Brief: Gather every line below where "this" appears.
==== Information provided ====
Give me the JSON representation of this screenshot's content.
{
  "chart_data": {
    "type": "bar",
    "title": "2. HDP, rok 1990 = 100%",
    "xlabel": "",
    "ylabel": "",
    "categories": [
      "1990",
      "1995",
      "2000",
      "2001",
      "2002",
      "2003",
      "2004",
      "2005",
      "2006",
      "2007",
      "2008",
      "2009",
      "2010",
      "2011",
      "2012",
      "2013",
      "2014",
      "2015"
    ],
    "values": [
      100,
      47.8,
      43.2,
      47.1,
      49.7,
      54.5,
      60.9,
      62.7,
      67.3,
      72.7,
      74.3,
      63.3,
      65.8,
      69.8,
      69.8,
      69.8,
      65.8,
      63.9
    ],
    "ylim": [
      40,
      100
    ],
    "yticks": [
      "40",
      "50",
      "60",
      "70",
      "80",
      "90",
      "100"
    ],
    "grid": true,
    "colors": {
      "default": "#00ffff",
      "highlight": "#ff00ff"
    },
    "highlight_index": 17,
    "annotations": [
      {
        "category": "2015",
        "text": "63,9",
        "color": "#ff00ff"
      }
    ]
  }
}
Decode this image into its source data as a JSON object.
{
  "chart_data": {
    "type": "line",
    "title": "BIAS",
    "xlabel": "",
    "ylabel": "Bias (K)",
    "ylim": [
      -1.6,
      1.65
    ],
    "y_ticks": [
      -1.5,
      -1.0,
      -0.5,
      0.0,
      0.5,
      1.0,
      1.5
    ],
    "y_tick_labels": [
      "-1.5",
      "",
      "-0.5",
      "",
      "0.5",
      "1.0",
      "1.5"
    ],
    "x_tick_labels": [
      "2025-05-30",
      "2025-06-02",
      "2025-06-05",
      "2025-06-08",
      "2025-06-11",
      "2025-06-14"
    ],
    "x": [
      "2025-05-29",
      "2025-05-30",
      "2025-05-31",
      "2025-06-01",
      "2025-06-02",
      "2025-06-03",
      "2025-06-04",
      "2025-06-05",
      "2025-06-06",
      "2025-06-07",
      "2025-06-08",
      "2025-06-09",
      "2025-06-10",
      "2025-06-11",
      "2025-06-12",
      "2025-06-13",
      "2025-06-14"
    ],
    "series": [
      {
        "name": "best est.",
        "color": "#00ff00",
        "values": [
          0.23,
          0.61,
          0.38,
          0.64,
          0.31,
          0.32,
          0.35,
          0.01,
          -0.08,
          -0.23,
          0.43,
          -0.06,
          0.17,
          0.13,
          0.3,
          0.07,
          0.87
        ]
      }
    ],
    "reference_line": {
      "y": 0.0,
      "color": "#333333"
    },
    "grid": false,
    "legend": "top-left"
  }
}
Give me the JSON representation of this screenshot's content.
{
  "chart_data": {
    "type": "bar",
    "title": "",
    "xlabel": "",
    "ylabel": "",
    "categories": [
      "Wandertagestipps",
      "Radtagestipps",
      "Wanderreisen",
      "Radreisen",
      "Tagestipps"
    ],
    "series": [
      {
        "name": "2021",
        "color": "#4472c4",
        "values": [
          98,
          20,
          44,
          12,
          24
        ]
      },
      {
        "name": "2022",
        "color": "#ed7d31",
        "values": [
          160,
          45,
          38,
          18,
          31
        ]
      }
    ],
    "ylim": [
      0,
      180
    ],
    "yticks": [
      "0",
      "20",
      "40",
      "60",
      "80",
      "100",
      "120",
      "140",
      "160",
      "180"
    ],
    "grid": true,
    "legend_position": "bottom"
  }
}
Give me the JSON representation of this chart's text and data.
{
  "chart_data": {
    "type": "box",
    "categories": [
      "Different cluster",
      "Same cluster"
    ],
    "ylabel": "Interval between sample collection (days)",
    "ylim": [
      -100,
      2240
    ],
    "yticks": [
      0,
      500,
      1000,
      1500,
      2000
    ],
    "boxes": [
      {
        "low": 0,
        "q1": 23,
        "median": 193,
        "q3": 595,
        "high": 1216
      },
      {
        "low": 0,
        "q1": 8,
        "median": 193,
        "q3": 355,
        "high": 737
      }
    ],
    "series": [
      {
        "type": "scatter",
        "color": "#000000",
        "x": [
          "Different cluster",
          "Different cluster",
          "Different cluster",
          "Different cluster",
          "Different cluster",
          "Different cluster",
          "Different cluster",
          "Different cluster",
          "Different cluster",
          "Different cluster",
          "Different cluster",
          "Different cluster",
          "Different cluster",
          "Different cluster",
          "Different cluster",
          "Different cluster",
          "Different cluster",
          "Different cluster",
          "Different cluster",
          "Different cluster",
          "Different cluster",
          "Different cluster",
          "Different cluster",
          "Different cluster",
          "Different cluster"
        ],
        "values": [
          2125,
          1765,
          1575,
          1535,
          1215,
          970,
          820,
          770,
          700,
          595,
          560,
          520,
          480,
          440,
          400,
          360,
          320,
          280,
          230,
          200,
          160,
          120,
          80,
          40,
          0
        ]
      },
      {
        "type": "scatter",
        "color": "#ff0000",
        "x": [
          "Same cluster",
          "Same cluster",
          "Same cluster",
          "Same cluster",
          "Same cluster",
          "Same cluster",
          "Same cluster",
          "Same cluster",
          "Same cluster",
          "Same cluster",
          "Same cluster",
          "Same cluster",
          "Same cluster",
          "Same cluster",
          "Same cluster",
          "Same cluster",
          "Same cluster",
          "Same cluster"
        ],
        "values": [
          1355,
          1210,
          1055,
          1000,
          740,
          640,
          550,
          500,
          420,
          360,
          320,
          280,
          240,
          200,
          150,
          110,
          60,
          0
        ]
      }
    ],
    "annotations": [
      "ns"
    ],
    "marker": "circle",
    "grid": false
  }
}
====
Task solution:
Give me the JSON representation of this screenshot's content.
Decode this image into its source data as a JSON object.
Give me the JSON representation of this screenshot's content.
Give me the JSON representation of this chart's text and data.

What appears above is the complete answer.